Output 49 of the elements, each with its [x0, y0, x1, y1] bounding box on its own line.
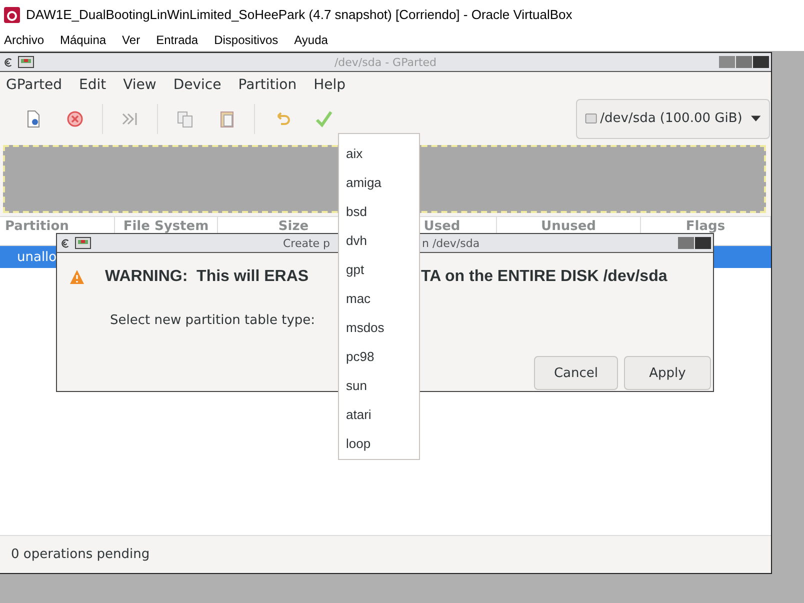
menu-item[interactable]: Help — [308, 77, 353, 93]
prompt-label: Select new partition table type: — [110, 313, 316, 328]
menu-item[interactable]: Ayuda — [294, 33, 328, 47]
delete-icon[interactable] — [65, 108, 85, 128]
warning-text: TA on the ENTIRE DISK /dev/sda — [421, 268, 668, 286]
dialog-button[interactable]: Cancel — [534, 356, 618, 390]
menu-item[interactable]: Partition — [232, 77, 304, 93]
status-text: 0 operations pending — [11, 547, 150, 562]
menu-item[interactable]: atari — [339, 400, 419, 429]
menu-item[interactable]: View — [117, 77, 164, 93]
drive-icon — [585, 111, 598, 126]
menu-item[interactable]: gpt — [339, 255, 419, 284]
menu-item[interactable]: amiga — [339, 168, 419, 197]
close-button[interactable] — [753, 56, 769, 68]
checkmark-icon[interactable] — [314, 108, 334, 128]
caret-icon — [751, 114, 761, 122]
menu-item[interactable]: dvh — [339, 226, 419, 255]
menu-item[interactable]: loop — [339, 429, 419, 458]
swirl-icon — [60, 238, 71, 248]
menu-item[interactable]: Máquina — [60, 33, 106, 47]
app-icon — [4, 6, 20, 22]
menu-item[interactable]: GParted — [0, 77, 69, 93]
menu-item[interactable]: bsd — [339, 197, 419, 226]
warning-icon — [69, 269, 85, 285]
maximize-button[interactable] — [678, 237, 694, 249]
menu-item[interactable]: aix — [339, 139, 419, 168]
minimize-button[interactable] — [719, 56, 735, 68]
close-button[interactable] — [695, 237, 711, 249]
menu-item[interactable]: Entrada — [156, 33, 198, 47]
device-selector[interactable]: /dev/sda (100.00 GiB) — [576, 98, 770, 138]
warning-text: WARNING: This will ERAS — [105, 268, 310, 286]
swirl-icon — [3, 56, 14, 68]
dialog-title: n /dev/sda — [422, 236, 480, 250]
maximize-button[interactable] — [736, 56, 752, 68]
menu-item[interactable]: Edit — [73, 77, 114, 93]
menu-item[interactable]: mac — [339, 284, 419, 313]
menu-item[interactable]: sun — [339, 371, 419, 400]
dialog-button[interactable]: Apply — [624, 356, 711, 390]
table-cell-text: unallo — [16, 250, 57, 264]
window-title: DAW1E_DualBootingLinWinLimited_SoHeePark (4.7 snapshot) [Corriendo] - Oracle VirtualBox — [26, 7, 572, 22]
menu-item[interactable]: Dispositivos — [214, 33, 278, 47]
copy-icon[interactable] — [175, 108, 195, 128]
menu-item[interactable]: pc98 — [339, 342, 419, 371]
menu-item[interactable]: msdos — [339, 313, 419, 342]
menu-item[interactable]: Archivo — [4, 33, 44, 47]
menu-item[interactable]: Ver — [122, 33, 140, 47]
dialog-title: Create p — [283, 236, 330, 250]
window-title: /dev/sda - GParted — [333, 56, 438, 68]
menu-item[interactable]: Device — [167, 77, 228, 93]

▸ WORK TO COMPLETE
Could you update every line of the items above by replacing "menu-item" with "menu-entry" wherever it occurs, leaving everything else unchanged and omitting the pictures?

▸ SOLVED PROBLEM
Output 49 of the elements, each with its [x0, y0, x1, y1] bounding box on its own line.
menu-entry[interactable]: Help — [308, 77, 353, 93]
prompt-label: Select new partition table type: — [110, 313, 316, 328]
menu-entry[interactable]: Ayuda — [294, 33, 328, 47]
delete-icon[interactable] — [65, 108, 85, 128]
warning-text: TA on the ENTIRE DISK /dev/sda — [421, 268, 668, 286]
dialog-button[interactable]: Cancel — [534, 356, 618, 390]
menu-entry[interactable]: Partition — [232, 77, 304, 93]
status-text: 0 operations pending — [11, 547, 150, 562]
menu-entry[interactable]: atari — [339, 400, 419, 429]
menu-entry[interactable]: View — [117, 77, 164, 93]
drive-icon — [585, 111, 598, 126]
menu-entry[interactable]: gpt — [339, 255, 419, 284]
menu-entry[interactable]: amiga — [339, 168, 419, 197]
close-button[interactable] — [753, 56, 769, 68]
checkmark-icon[interactable] — [314, 108, 334, 128]
caret-icon — [751, 114, 761, 122]
menu-entry[interactable]: dvh — [339, 226, 419, 255]
menu-entry[interactable]: loop — [339, 429, 419, 458]
swirl-icon — [60, 238, 71, 248]
menu-entry[interactable]: Máquina — [60, 33, 106, 47]
app-icon — [4, 6, 20, 22]
menu-entry[interactable]: GParted — [0, 77, 69, 93]
menu-entry[interactable]: bsd — [339, 197, 419, 226]
warning-icon — [69, 269, 85, 285]
maximize-button[interactable] — [678, 237, 694, 249]
menu-entry[interactable]: aix — [339, 139, 419, 168]
minimize-button[interactable] — [719, 56, 735, 68]
close-button[interactable] — [695, 237, 711, 249]
menu-entry[interactable]: Entrada — [156, 33, 198, 47]
device-selector[interactable]: /dev/sda (100.00 GiB) — [576, 98, 770, 138]
warning-text: WARNING: This will ERAS — [105, 268, 310, 286]
swirl-icon — [3, 56, 14, 68]
dialog-title: n /dev/sda — [422, 236, 480, 250]
maximize-button[interactable] — [736, 56, 752, 68]
menu-entry[interactable]: Edit — [73, 77, 114, 93]
menu-entry[interactable]: mac — [339, 284, 419, 313]
menu-entry[interactable]: sun — [339, 371, 419, 400]
dialog-button[interactable]: Apply — [624, 356, 711, 390]
table-cell-text: unallo — [16, 250, 57, 264]
window-title: DAW1E_DualBootingLinWinLimited_SoHeePark (4.7 snapshot) [Corriendo] - Oracle VirtualBox — [26, 7, 572, 22]
menu-entry[interactable]: Dispositivos — [214, 33, 278, 47]
copy-icon[interactable] — [175, 108, 195, 128]
menu-entry[interactable]: pc98 — [339, 342, 419, 371]
menu-entry[interactable]: msdos — [339, 313, 419, 342]
menu-entry[interactable]: Archivo — [4, 33, 44, 47]
menu-entry[interactable]: Ver — [122, 33, 140, 47]
dialog-title: Create p — [283, 236, 330, 250]
window-title: /dev/sda - GParted — [333, 56, 438, 68]
menu-entry[interactable]: Device — [167, 77, 228, 93]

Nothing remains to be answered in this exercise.